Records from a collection
= = = =

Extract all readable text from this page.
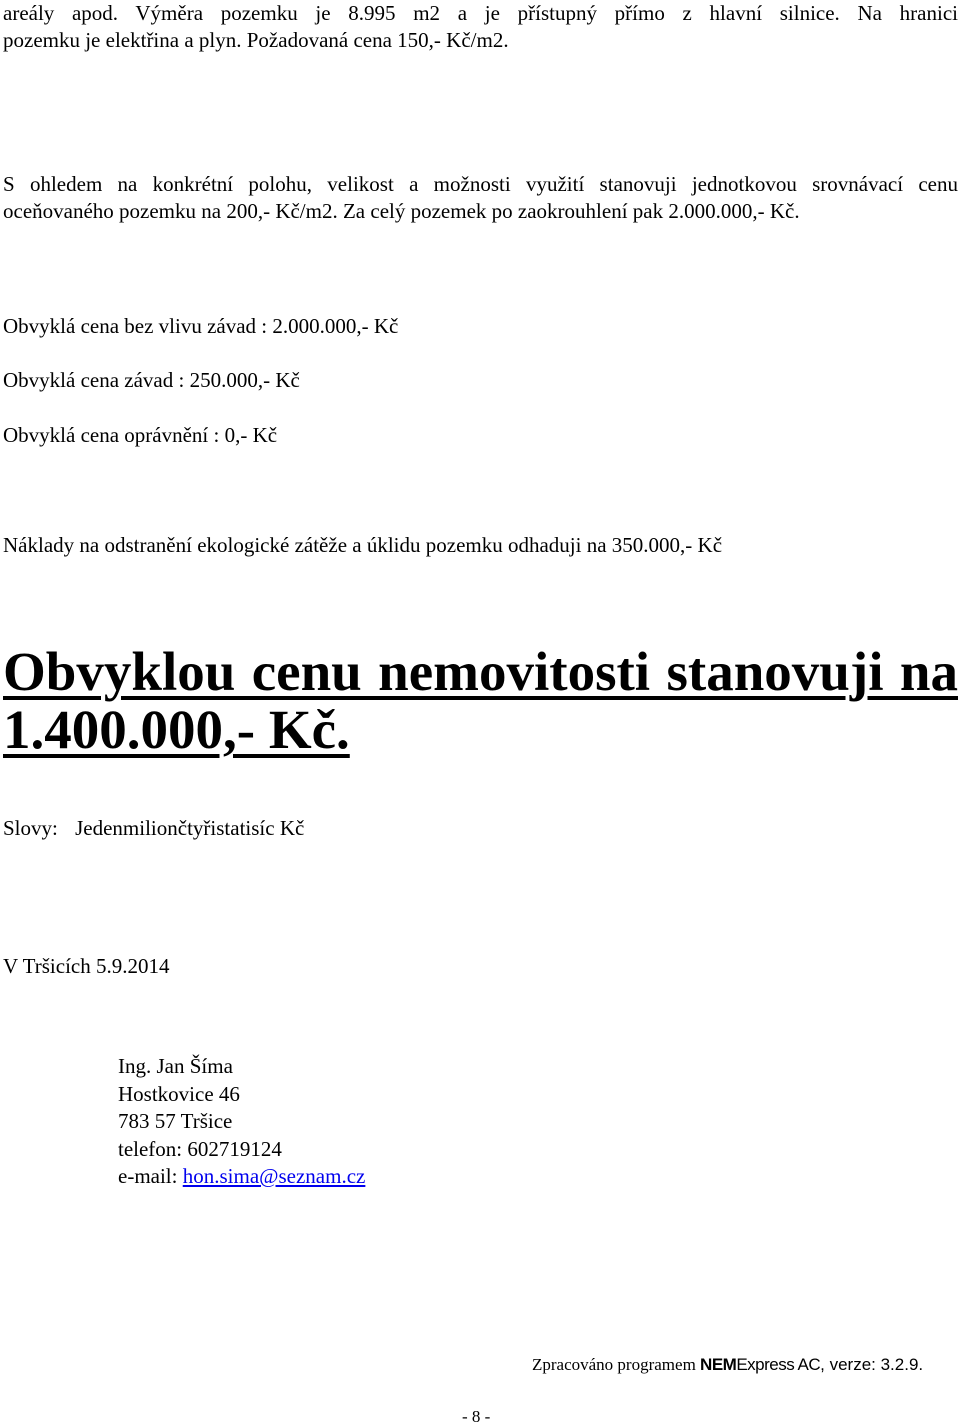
areály apod. Výměra pozemku je 8.995 m2 a je přístupný přímo z hlavní silnice. Na hranici
pozemku je elektřina a plyn. Požadovaná cena 150,- Kč/m2.
S ohledem na konkrétní polohu, velikost a možnosti využití stanovuji jednotkovou srovnávací cenu
oceňovaného pozemku na 200,- Kč/m2. Za celý pozemek po zaokrouhlení pak 2.000.000,- Kč.
Obvyklá cena bez vlivu závad : 2.000.000,- Kč
Obvyklá cena závad : 250.000,- Kč
Obvyklá cena oprávnění : 0,- Kč
Náklady na odstranění ekologické zátěže a úklidu pozemku odhaduji na 350.000,- Kč
Obvyklou cenu nemovitosti stanovuji na
1.400.000,- Kč.
Slovy: Jedenmiliončtyřistatisíc Kč
V Tršicích 5.9.2014
Ing. Jan Šíma
Hostkovice 46
783 57 Tršice
telefon: 602719124
e-mail: hon.sima@seznam.cz
Zpracováno programem NEMExpress AC, verze: 3.2.9.
- 8 -
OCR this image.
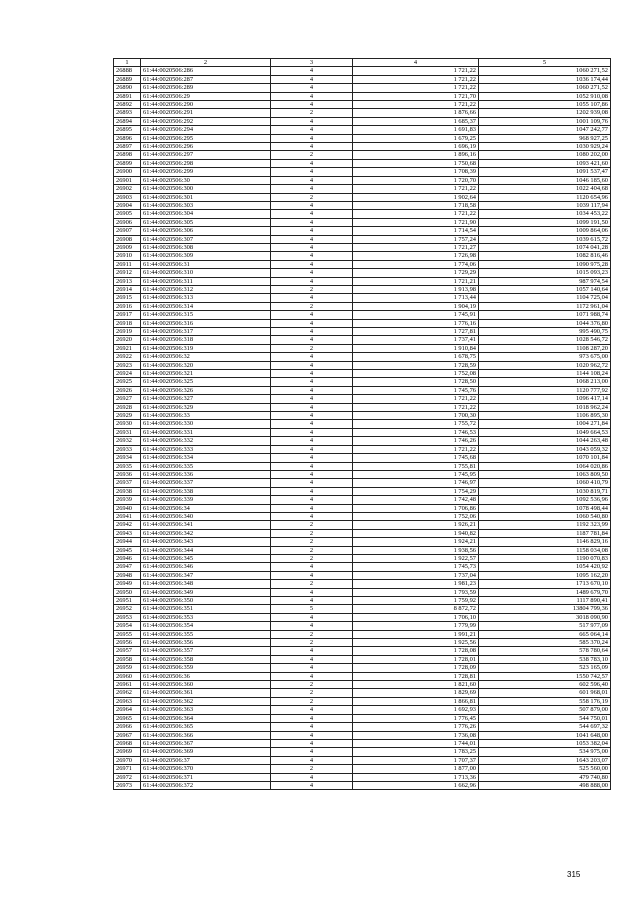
1	2	3	4	5
26888	61:44:0020506:286	4	1 721,22	1060 271,52
26889	61:44:0020506:287	4	1 721,22	1036 174,44
26890	61:44:0020506:289	4	1 721,22	1060 271,52
26891	61:44:0020506:29	4	1 721,70	1052 910,08
26892	61:44:0020506:290	4	1 721,22	1055 107,86
26893	61:44:0020506:291	2	1 876,66	1202 939,08
26894	61:44:0020506:292	4	1 685,37	1001 109,76
26895	61:44:0020506:294	4	1 691,83	1047 242,77
26896	61:44:0020506:295	4	1 679,25	968 927,25
26897	61:44:0020506:296	4	1 696,19	1030 929,24
26898	61:44:0020506:297	2	1 896,16	1080 202,00
26899	61:44:0020506:298	4	1 750,68	1093 421,60
26900	61:44:0020506:299	4	1 708,39	1091 537,47
26901	61:44:0020506:30	4	1 720,70	1046 185,60
26902	61:44:0020506:300	4	1 721,22	1022 404,68
26903	61:44:0020506:301	2	1 902,64	1120 654,96
26904	61:44:0020506:303	4	1 718,58	1039 117,94
26905	61:44:0020506:304	4	1 721,22	1034 453,22
26906	61:44:0020506:305	4	1 721,90	1099 191,50
26907	61:44:0020506:306	4	1 714,54	1009 864,06
26908	61:44:0020506:307	4	1 757,24	1039 615,72
26909	61:44:0020506:308	4	1 721,27	1074 041,28
26910	61:44:0020506:309	4	1 726,98	1082 816,46
26911	61:44:0020506:31	4	1 774,06	1090 975,28
26912	61:44:0020506:310	4	1 729,29	1015 093,23
26913	61:44:0020506:311	4	1 721,21	987 974,54
26914	61:44:0020506:312	2	1 913,98	1057 140,64
26915	61:44:0020506:313	4	1 713,44	1104 725,04
26916	61:44:0020506:314	2	1 904,19	1172 961,04
26917	61:44:0020506:315	4	1 745,91	1071 988,74
26918	61:44:0020506:316	4	1 776,16	1044 376,80
26919	61:44:0020506:317	4	1 727,81	995 490,75
26920	61:44:0020506:318	4	1 737,41	1028 546,72
26921	61:44:0020506:319	2	1 910,84	1108 287,20
26922	61:44:0020506:32	4	1 678,75	973 675,00
26923	61:44:0020506:320	4	1 728,59	1020 962,72
26924	61:44:0020506:321	4	1 752,08	1144 108,24
26925	61:44:0020506:325	4	1 728,50	1068 213,00
26926	61:44:0020506:326	4	1 745,76	1120 777,92
26927	61:44:0020506:327	4	1 721,22	1096 417,14
26928	61:44:0020506:329	4	1 721,22	1018 962,24
26929	61:44:0020506:33	4	1 700,30	1106 895,30
26930	61:44:0020506:330	4	1 755,72	1004 271,84
26931	61:44:0020506:331	4	1 746,53	1049 664,53
26932	61:44:0020506:332	4	1 746,26	1044 263,48
26933	61:44:0020506:333	4	1 721,22	1043 059,32
26934	61:44:0020506:334	4	1 745,68	1070 101,84
26935	61:44:0020506:335	4	1 755,81	1064 020,86
26936	61:44:0020506:336	4	1 745,95	1063 809,50
26937	61:44:0020506:337	4	1 746,97	1060 410,79
26938	61:44:0020506:338	4	1 754,29	1030 819,71
26939	61:44:0020506:339	4	1 742,48	1092 536,96
26940	61:44:0020506:34	4	1 706,86	1078 498,44
26941	61:44:0020506:340	4	1 752,06	1060 540,80
26942	61:44:0020506:341	2	1 926,21	1192 323,99
26943	61:44:0020506:342	2	1 940,82	1187 781,84
26944	61:44:0020506:343	2	1 924,21	1146 829,16
26945	61:44:0020506:344	2	1 938,56	1158 034,08
26946	61:44:0020506:345	2	1 922,57	1190 070,83
26947	61:44:0020506:346	4	1 745,73	1054 420,92
26948	61:44:0020506:347	4	1 737,04	1095 162,20
26949	61:44:0020506:348	2	1 981,23	1713 670,10
26950	61:44:0020506:349	4	1 793,59	1489 679,70
26951	61:44:0020506:350	4	1 759,92	1117 890,41
26952	61:44:0020506:351	5	8 872,72	13804 799,36
26953	61:44:0020506:353	4	1 706,10	3018 090,90
26954	61:44:0020506:354	4	1 779,99	517 977,09
26955	61:44:0020506:355	2	1 991,21	665 064,14
26956	61:44:0020506:356	2	1 925,56	585 370,24
26957	61:44:0020506:357	4	1 728,08	578 780,64
26958	61:44:0020506:358	4	1 728,01	538 783,10
26959	61:44:0020506:359	4	1 728,09	523 165,09
26960	61:44:0020506:36	4	1 728,81	1550 742,57
26961	61:44:0020506:360	2	1 821,60	602 596,40
26962	61:44:0020506:361	2	1 829,69	601 968,01
26963	61:44:0020506:362	2	1 866,81	558 176,19
26964	61:44:0020506:363	4	1 692,93	507 879,00
26965	61:44:0020506:364	4	1 776,45	544 750,01
26966	61:44:0020506:365	4	1 776,26	544 697,32
26967	61:44:0020506:366	4	1 736,08	1041 648,00
26968	61:44:0020506:367	4	1 744,01	1053 382,04
26969	61:44:0020506:369	4	1 783,25	534 975,00
26970	61:44:0020506:37	4	1 707,37	1643 203,07
26971	61:44:0020506:370	2	1 877,00	525 560,00
26972	61:44:0020506:371	4	1 713,36	479 740,80
26973	61:44:0020506:372	4	1 662,96	498 888,00
315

= = = =

THE PROBLEM. Pick out the lines containing the string "this" and show them.

WRITTEN ANSWER.
Extract all readable text from this page.
OCR this image.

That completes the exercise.